━━━━━ TEXT TO READ

Selection of shale shakers

Most drilling rigs are equipped with at least one shale shaker. The purpose of a shale shaker, as with all drilled-solids removal equipment, is to reduce drilling cost. Most drilling conditions require limiting the quantity and size of drilled solids in the drilling fluid. Shale shakers remove the largest drilled solids that reach the surface. These solids are the ones that can create many well-bore problems if they remain in the drilling fluid.


WARNING: Electrical Hazard—follow ALL national electric codes, local electric codes, and manufacturer’s safety and installation instructions. Always conform to regulatory codes, as apply regionally and internationally

1. Selection of Shaker Screens
Some proprietary computer programs are available that reportedly allow predictions of screen sizes used on some shale shakers. Most of these computer programs have been verified with data taken from laboratory-prepared drilling fluid with limited property variation. Different drilling-fluid ingredients can reduce the capacity of a shaker system. For example, a drilling fluid containing starch is difficult to screen because starch, acting as a good filtration control additive, tends to plug small openings in screens. Drilling fluids with high gel strengths are also difficult to screen through fine screens. No charts will be presented here that purport to predict screen sizes that will handle certain flow rates. Screen selection for various shale shakers is primarily a trial-and-error evaluation. The best advice is to contact the manufacturer for recommendations for various geographical areas.
2. Cost of Removing Drilled Solids
Few wells can be drilled without removing drilled solids. However, even for 3000- to 4000-ft wells, one problem created by drilled solids, such as lost circulation, stuck pipe, or a well-control problem, will more than nullify the modest savings resulting from the decision not to properly process the drilling fluid. In expensive operations, the proper use of solids-removal equipment will significantly reduce drilling costs.
Although drilled solids can be maintained by simply diluting the drilling fluid to control the acceptable level or concentration of drilled solids, the expense and impracticality of this approach are evident using the following example. A 12(1/4)-inch-diameter hole 1000 feet deep will contain about 144 barrels of solids. If these solids are to be reduced to a 6% volume target concentration, they must be blended into a 2400-barrel slurry. To create the 2400 barrels, the 144 barrels of drilled solids must be added to 2256 barrels of clean drilling fluid:
(144 bb/2256 + 144 bbl)= 6% volume
Not only would the cost of the clean drilling fluid be prohibitive, but most drilling rigs do not have the surface volume to build 2256 barrels of clean drilling fluid for every 1000 feet of hole drilled. (See Chapter 15 for a complete discussion of dilution calculations.)
Remove as many drilled solids as possible with the shale shaker. Shakers are a very important component of this process, but they are still only one component of a complete drilled-solids removal system. All of the system must be operated with careful attention to details to develop the most efficient drilled-solids removal. Complete processing will decrease the cost of building excess drilling fluid. Proper drilledsolids control is directed primarily at reducing the cost of drilling.
3. Specific Factors
Some specific factors that should be considered when designing the shale shaker system are flow rate, fluid type, rig space, configuration/power, elevation available, discharge dryness (restrictions).

━━━━━━━━━━

CHALLENGE A: Can you return the passage of the shale shaker text from "Remove as many" to "discharge dryness (restrictions).", copied word for word?
CHALLENGE B: How would the shale shaker text go on? Write the part that follows its final sentence.

━━━━━ RECORD EXCERPTS

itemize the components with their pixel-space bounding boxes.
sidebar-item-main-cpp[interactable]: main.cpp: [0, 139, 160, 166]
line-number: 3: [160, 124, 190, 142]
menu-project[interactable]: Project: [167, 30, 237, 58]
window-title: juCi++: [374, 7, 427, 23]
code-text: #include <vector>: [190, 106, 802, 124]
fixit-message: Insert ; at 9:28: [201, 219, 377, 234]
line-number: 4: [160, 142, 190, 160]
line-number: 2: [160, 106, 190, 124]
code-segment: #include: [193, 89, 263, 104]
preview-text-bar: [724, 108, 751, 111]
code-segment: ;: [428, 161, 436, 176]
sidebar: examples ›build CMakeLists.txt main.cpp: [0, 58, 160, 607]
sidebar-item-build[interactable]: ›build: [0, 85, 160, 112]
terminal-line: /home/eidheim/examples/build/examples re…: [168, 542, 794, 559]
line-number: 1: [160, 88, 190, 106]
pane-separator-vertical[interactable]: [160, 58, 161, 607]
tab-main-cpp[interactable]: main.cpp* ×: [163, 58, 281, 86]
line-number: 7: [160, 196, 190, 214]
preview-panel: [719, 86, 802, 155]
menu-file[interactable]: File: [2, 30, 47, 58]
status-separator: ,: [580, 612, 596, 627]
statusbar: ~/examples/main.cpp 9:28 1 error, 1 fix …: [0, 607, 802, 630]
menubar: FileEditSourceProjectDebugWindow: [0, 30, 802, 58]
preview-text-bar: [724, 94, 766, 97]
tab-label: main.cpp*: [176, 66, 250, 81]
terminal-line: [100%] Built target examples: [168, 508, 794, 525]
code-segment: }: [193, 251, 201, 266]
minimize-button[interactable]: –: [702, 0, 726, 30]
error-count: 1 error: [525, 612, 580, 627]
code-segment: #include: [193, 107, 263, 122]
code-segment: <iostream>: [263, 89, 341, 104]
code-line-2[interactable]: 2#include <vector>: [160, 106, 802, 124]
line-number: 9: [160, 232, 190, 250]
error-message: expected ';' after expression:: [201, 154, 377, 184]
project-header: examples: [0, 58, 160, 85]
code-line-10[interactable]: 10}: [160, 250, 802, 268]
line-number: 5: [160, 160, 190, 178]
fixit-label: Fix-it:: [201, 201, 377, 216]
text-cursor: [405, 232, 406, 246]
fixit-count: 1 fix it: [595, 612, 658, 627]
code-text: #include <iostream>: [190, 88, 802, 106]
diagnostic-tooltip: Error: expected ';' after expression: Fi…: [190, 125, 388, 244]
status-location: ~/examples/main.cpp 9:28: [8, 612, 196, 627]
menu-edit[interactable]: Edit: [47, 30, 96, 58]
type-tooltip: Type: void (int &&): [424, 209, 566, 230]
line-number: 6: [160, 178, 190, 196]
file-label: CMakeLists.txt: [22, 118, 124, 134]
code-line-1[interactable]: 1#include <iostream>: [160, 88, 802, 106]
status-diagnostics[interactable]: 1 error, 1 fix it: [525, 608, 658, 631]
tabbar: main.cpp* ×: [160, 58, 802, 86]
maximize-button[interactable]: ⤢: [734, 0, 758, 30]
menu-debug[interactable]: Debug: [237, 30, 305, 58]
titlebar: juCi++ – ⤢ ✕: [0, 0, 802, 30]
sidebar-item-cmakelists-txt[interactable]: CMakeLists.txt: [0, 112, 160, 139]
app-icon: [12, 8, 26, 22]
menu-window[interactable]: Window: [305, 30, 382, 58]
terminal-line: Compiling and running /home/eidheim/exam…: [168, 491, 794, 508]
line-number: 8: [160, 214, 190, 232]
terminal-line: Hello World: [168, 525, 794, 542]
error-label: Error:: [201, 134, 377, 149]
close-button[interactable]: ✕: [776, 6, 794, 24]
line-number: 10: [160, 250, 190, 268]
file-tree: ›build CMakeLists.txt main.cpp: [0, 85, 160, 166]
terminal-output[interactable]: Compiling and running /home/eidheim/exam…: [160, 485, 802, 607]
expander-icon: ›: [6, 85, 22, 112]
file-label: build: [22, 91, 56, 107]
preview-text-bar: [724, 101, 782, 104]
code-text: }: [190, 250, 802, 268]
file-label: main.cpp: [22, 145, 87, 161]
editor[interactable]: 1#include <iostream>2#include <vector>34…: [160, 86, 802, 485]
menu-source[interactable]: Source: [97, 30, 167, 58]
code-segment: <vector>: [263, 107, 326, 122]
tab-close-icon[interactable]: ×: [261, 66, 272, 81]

━━━━━━━━━━

EXERCISE OUTPUT A:
Remove as many drilled solids as possible with the shale shaker. Shakers are a very important component of this process, but they are still only one component of a complete drilled-solids removal system. All of the system must be operated with careful attention to details to develop the most efficient drilled-solids removal. Complete processing will decrease the cost of building excess drilling fluid. Proper drilledsolids control is directed primarily at reducing the cost of drilling.
3. Specific Factors
Some specific factors that should be considered when designing the shale shaker system are flow rate, fluid type, rig space, configuration/power, elevation available, discharge dryness (restrictions).

EXERCISE OUTPUT B:
Most programs extrapolate laboratory-generated performance curves to predict field performance. Unfortunately, laboratory-manufactured drilling fluid does not duplicate properties of a drilling fluid that has been used in a well. High shear rates through drill-bit nozzles at elevated temperatures produce colloidal-size particles that are not duplicated in surface-processed drilling fluid.
Flow Rate
The flow rate that a particular shaker/screen combination can handle depends greatly on the flow properties of the drilling fluid. The lower the values of PV, YP, gel strength, and mud weight, the finer the screen opening sizes that can be used on a shale shaker. The conductance of the shaker screen provides a guide for the fluid capacity but does not reveal how the screen will actually perform. Screens with the same conductance may not be able to handle the same flow rate if used on different shale shakers.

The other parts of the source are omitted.